### The problem
Pick out and copy every line below that has the word "menos".

### The records

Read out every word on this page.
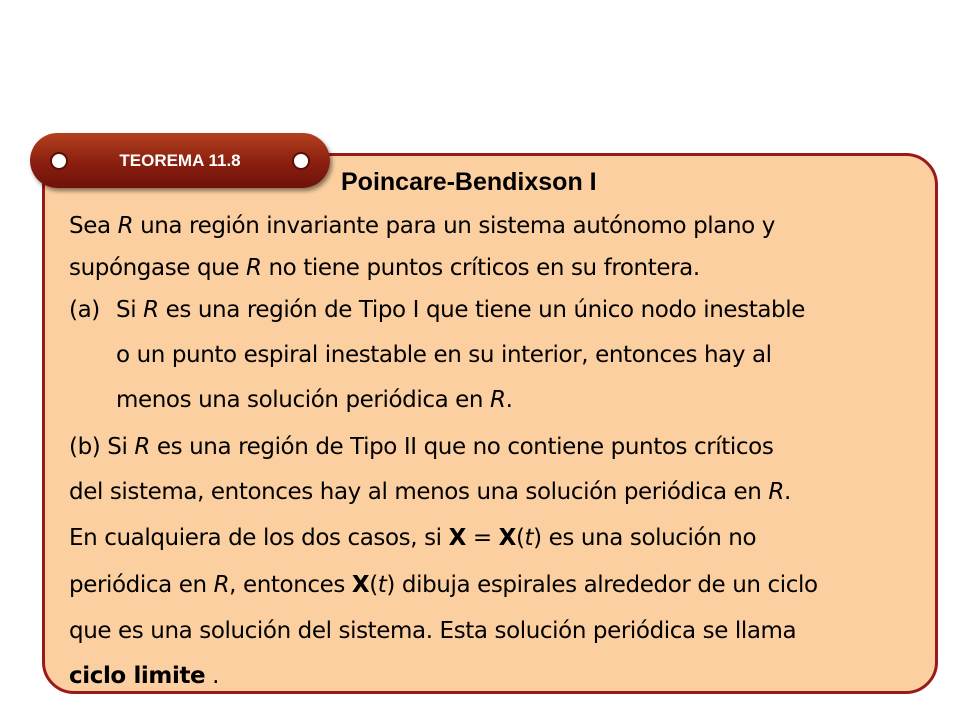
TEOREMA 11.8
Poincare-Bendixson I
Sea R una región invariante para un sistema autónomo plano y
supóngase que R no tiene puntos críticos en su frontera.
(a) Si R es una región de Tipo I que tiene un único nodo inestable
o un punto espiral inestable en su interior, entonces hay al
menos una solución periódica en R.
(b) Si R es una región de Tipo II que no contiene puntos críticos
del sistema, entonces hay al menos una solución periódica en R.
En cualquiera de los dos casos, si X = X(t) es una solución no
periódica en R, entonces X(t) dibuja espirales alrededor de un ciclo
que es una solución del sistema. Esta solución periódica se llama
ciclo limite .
...
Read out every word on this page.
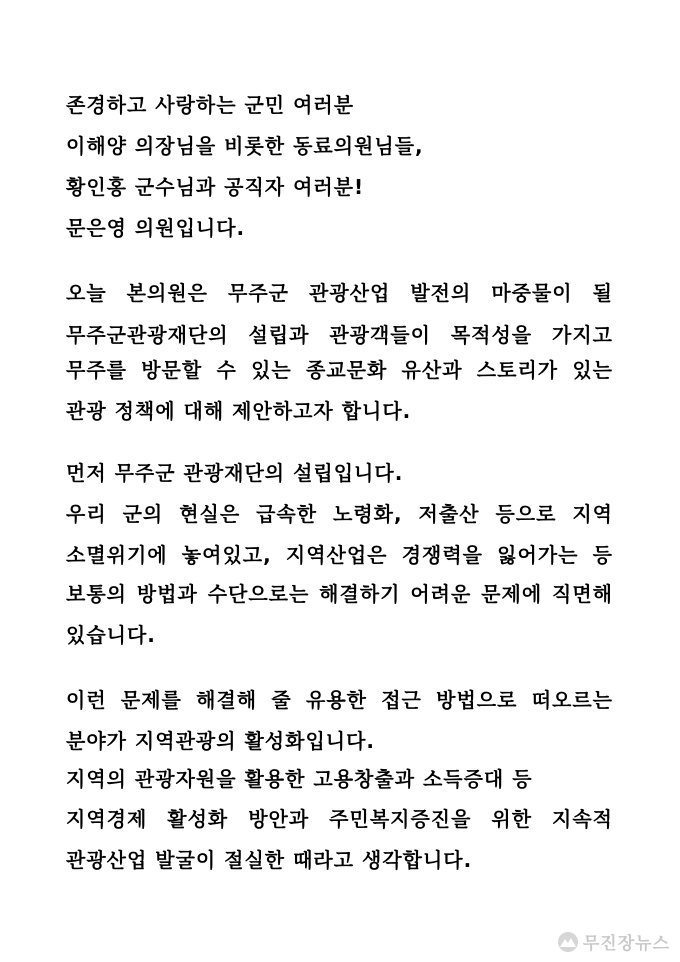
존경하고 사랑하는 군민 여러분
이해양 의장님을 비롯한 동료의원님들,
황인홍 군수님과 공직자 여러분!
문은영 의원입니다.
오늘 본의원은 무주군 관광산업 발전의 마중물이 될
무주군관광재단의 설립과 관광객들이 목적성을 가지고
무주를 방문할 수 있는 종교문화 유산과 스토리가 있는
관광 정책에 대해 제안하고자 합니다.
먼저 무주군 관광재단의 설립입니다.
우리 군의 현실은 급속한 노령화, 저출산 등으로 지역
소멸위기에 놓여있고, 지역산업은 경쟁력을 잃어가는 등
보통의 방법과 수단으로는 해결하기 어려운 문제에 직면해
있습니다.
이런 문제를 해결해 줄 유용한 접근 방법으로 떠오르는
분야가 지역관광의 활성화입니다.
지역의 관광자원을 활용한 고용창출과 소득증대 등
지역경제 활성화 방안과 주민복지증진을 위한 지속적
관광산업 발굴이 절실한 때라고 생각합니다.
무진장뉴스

### Task result
menos una solución periódica en R.
del sistema, entonces hay al menos una solución periódica en R.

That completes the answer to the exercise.